— begin Data to process —

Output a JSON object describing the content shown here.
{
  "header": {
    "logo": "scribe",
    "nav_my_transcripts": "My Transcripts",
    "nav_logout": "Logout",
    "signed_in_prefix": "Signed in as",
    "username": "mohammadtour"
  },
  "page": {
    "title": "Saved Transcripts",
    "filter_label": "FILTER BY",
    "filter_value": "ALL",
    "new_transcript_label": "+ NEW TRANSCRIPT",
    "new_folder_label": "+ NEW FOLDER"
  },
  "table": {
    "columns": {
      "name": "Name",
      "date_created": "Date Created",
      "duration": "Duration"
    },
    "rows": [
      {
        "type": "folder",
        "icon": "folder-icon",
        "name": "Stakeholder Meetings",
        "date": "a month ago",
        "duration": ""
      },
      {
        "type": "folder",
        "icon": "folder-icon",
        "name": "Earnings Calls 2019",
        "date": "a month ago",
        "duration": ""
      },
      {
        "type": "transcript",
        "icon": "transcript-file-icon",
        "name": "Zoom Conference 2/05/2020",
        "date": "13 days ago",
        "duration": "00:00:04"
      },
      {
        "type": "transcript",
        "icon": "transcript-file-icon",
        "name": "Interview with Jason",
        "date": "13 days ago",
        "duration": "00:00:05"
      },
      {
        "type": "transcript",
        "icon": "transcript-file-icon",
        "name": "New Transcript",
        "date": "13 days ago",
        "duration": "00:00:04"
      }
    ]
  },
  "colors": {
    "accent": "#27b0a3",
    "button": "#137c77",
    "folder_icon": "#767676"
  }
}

— end Data to process —

Task requirements –
What is needed here is an exact reproduction of all the entries.

Complete response –
Output a JSON object describing the content shown here.
{
  "header": {
    "logo": "scribe",
    "nav_my_transcripts": "My Transcripts",
    "nav_logout": "Logout",
    "signed_in_prefix": "Signed in as",
    "username": "mohammadtour"
  },
  "page": {
    "title": "Saved Transcripts",
    "filter_label": "FILTER BY",
    "filter_value": "ALL",
    "new_transcript_label": "+ NEW TRANSCRIPT",
    "new_folder_label": "+ NEW FOLDER"
  },
  "table": {
    "columns": {
      "name": "Name",
      "date_created": "Date Created",
      "duration": "Duration"
    },
    "rows": [
      {
        "type": "folder",
        "icon": "folder-icon",
        "name": "Stakeholder Meetings",
        "date": "a month ago",
        "duration": ""
      },
      {
        "type": "folder",
        "icon": "folder-icon",
        "name": "Earnings Calls 2019",
        "date": "a month ago",
        "duration": ""
      },
      {
        "type": "transcript",
        "icon": "transcript-file-icon",
        "name": "Zoom Conference 2/05/2020",
        "date": "13 days ago",
        "duration": "00:00:04"
      },
      {
        "type": "transcript",
        "icon": "transcript-file-icon",
        "name": "Interview with Jason",
        "date": "13 days ago",
        "duration": "00:00:05"
      },
      {
        "type": "transcript",
        "icon": "transcript-file-icon",
        "name": "New Transcript",
        "date": "13 days ago",
        "duration": "00:00:04"
      }
    ]
  },
  "colors": {
    "accent": "#27b0a3",
    "button": "#137c77",
    "folder_icon": "#767676"
  }
}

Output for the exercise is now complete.